** Begin EXERCISE MATERIALS **

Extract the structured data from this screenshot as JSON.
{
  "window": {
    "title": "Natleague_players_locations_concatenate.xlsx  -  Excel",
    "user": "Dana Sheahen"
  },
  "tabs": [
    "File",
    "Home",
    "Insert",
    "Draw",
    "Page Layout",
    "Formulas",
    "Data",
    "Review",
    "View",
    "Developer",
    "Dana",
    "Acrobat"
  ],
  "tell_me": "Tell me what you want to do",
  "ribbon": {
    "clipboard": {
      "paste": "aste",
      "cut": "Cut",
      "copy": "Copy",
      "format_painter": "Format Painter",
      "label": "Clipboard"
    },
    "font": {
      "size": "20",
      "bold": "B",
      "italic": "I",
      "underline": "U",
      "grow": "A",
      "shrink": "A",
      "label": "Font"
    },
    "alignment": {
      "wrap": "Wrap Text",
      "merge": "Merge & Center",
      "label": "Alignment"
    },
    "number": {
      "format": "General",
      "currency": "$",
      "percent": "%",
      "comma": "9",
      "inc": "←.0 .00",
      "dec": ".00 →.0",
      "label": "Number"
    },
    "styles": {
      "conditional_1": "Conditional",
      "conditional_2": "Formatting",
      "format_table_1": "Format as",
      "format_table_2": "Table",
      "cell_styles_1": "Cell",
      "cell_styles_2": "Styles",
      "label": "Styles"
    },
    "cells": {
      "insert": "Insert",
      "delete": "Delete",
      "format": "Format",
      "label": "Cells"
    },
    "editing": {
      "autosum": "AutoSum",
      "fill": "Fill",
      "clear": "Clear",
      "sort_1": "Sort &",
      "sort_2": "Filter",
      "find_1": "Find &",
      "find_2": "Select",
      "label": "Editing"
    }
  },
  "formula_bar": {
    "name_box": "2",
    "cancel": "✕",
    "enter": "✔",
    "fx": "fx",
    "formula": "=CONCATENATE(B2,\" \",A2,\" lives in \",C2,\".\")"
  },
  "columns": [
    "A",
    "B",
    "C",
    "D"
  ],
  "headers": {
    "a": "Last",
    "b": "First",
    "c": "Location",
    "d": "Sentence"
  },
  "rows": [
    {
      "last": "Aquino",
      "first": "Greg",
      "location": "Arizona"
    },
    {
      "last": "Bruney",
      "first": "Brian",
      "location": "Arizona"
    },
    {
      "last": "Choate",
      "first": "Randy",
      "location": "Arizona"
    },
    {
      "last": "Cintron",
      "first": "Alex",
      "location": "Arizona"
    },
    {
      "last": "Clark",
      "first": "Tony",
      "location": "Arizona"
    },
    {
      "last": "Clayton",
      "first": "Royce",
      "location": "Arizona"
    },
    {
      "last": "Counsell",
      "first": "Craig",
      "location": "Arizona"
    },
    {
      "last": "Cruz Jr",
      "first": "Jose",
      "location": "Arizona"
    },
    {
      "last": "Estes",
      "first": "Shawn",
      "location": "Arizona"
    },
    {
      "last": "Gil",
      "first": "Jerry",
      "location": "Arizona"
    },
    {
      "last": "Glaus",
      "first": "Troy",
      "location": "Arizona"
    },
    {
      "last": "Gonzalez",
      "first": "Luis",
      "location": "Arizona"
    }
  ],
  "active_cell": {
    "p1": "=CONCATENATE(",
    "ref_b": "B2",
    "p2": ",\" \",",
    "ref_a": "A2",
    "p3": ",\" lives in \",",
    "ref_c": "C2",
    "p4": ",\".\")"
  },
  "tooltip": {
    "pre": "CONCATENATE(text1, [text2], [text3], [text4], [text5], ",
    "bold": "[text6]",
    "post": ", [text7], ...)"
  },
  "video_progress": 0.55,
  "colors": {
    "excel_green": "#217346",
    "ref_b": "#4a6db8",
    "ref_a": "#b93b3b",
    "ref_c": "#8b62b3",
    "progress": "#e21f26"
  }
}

** End EXERCISE MATERIALS **

### PROBLEM TO WORK ON
Set out the complete listing exactly as shown.

### ANSWER IN FULL
Extract the structured data from this screenshot as JSON.
{
  "window": {
    "title": "Natleague_players_locations_concatenate.xlsx  -  Excel",
    "user": "Dana Sheahen"
  },
  "tabs": [
    "File",
    "Home",
    "Insert",
    "Draw",
    "Page Layout",
    "Formulas",
    "Data",
    "Review",
    "View",
    "Developer",
    "Dana",
    "Acrobat"
  ],
  "tell_me": "Tell me what you want to do",
  "ribbon": {
    "clipboard": {
      "paste": "aste",
      "cut": "Cut",
      "copy": "Copy",
      "format_painter": "Format Painter",
      "label": "Clipboard"
    },
    "font": {
      "size": "20",
      "bold": "B",
      "italic": "I",
      "underline": "U",
      "grow": "A",
      "shrink": "A",
      "label": "Font"
    },
    "alignment": {
      "wrap": "Wrap Text",
      "merge": "Merge & Center",
      "label": "Alignment"
    },
    "number": {
      "format": "General",
      "currency": "$",
      "percent": "%",
      "comma": "9",
      "inc": "←.0 .00",
      "dec": ".00 →.0",
      "label": "Number"
    },
    "styles": {
      "conditional_1": "Conditional",
      "conditional_2": "Formatting",
      "format_table_1": "Format as",
      "format_table_2": "Table",
      "cell_styles_1": "Cell",
      "cell_styles_2": "Styles",
      "label": "Styles"
    },
    "cells": {
      "insert": "Insert",
      "delete": "Delete",
      "format": "Format",
      "label": "Cells"
    },
    "editing": {
      "autosum": "AutoSum",
      "fill": "Fill",
      "clear": "Clear",
      "sort_1": "Sort &",
      "sort_2": "Filter",
      "find_1": "Find &",
      "find_2": "Select",
      "label": "Editing"
    }
  },
  "formula_bar": {
    "name_box": "2",
    "cancel": "✕",
    "enter": "✔",
    "fx": "fx",
    "formula": "=CONCATENATE(B2,\" \",A2,\" lives in \",C2,\".\")"
  },
  "columns": [
    "A",
    "B",
    "C",
    "D"
  ],
  "headers": {
    "a": "Last",
    "b": "First",
    "c": "Location",
    "d": "Sentence"
  },
  "rows": [
    {
      "last": "Aquino",
      "first": "Greg",
      "location": "Arizona"
    },
    {
      "last": "Bruney",
      "first": "Brian",
      "location": "Arizona"
    },
    {
      "last": "Choate",
      "first": "Randy",
      "location": "Arizona"
    },
    {
      "last": "Cintron",
      "first": "Alex",
      "location": "Arizona"
    },
    {
      "last": "Clark",
      "first": "Tony",
      "location": "Arizona"
    },
    {
      "last": "Clayton",
      "first": "Royce",
      "location": "Arizona"
    },
    {
      "last": "Counsell",
      "first": "Craig",
      "location": "Arizona"
    },
    {
      "last": "Cruz Jr",
      "first": "Jose",
      "location": "Arizona"
    },
    {
      "last": "Estes",
      "first": "Shawn",
      "location": "Arizona"
    },
    {
      "last": "Gil",
      "first": "Jerry",
      "location": "Arizona"
    },
    {
      "last": "Glaus",
      "first": "Troy",
      "location": "Arizona"
    },
    {
      "last": "Gonzalez",
      "first": "Luis",
      "location": "Arizona"
    }
  ],
  "active_cell": {
    "p1": "=CONCATENATE(",
    "ref_b": "B2",
    "p2": ",\" \",",
    "ref_a": "A2",
    "p3": ",\" lives in \",",
    "ref_c": "C2",
    "p4": ",\".\")"
  },
  "tooltip": {
    "pre": "CONCATENATE(text1, [text2], [text3], [text4], [text5], ",
    "bold": "[text6]",
    "post": ", [text7], ...)"
  },
  "video_progress": 0.55,
  "colors": {
    "excel_green": "#217346",
    "ref_b": "#4a6db8",
    "ref_a": "#b93b3b",
    "ref_c": "#8b62b3",
    "progress": "#e21f26"
  }
}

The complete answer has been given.